Your answer should be a single number: the count of lines in the material below that hold "Convert".

.....

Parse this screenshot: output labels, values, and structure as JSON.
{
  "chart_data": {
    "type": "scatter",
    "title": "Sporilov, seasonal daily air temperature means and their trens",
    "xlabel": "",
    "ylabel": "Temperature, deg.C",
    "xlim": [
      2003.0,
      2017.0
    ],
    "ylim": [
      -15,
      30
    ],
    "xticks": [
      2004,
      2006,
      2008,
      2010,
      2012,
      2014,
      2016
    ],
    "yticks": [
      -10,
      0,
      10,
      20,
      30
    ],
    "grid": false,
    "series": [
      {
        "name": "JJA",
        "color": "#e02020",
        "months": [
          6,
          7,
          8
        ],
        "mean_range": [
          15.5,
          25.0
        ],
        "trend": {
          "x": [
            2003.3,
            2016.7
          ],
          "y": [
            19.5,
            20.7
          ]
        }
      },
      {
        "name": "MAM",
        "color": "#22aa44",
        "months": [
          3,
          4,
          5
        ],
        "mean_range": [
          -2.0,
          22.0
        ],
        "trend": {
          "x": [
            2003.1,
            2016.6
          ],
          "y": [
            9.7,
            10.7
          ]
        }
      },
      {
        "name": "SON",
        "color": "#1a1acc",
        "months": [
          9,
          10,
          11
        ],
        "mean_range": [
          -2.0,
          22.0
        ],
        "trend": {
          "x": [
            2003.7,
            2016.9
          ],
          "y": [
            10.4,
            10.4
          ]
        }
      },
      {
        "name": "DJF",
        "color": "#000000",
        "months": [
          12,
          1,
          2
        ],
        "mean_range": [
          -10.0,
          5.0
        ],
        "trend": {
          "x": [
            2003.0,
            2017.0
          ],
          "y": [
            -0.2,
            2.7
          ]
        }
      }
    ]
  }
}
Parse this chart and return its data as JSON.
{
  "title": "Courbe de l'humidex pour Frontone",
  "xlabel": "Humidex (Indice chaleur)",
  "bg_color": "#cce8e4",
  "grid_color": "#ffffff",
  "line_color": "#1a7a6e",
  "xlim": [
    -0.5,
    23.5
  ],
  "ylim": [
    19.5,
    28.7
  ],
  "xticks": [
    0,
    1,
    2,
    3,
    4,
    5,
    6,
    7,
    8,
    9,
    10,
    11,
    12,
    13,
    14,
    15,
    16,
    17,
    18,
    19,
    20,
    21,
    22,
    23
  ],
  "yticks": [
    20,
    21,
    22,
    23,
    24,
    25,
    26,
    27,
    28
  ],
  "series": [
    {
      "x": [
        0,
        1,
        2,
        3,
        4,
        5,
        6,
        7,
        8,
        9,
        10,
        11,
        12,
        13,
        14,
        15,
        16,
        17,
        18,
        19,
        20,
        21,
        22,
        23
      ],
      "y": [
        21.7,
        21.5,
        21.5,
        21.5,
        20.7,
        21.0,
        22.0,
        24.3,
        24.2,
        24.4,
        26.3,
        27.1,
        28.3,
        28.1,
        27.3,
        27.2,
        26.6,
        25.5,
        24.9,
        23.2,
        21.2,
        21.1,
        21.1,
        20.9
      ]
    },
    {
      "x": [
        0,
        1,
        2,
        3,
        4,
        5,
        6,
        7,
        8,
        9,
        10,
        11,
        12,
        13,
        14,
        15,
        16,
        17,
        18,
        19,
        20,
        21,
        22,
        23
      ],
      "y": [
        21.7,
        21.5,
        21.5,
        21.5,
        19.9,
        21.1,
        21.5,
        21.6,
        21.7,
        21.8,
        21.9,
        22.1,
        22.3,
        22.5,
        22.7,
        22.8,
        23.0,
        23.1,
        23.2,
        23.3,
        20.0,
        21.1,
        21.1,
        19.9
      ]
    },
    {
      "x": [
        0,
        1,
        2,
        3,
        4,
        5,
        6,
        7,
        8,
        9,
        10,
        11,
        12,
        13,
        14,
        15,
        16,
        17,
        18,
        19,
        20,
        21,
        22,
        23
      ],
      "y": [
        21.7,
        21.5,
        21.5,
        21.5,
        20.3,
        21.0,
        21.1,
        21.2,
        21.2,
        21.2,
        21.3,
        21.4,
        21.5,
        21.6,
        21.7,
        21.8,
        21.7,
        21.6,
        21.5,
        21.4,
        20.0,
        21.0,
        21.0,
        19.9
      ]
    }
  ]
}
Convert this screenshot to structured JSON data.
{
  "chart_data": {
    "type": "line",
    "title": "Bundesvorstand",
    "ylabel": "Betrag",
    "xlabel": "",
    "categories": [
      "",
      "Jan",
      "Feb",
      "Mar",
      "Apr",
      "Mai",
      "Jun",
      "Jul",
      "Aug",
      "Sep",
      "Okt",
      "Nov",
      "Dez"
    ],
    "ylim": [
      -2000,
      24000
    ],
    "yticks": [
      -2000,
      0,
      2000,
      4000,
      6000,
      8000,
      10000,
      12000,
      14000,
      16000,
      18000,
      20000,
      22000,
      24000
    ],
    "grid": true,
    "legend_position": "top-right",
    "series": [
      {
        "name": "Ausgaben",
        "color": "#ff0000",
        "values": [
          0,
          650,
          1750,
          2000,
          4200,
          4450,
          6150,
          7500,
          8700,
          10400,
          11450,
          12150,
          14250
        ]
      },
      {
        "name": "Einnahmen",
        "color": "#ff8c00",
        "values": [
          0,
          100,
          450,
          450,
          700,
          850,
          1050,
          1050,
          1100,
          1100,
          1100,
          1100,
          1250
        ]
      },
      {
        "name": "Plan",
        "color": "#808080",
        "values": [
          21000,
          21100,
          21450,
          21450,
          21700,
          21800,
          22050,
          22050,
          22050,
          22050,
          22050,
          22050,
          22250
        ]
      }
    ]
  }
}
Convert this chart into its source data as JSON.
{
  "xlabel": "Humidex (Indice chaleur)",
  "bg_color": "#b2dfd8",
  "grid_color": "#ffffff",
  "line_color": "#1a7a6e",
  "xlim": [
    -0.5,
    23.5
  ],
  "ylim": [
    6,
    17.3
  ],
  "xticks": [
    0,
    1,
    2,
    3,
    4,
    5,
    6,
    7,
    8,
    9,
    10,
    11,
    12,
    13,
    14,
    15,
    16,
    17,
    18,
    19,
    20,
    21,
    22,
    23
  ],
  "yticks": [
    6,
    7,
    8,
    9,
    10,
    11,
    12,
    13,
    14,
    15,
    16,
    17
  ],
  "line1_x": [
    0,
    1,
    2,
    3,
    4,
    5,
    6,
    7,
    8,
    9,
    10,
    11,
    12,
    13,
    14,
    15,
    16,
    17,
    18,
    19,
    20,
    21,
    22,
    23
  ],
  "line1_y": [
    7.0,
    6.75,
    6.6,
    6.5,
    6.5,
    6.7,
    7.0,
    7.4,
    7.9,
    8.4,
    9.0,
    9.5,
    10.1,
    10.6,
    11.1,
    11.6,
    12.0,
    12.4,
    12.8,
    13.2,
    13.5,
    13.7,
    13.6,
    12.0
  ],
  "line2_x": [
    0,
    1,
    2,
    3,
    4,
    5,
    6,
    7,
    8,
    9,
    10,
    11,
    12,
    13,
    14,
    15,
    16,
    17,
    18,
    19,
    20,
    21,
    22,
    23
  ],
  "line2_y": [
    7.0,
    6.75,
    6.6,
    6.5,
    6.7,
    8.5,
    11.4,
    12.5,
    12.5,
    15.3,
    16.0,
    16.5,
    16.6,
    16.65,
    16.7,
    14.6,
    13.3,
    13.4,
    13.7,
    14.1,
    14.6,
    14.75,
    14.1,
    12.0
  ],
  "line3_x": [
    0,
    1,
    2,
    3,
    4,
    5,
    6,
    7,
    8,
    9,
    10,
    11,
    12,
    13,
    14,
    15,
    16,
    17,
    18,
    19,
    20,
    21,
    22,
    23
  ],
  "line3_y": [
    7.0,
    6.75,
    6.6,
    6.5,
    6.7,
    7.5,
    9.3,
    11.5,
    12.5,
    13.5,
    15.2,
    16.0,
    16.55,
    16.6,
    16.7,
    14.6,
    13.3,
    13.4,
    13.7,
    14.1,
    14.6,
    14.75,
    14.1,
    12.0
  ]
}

.....

◆ **Exercise response**
2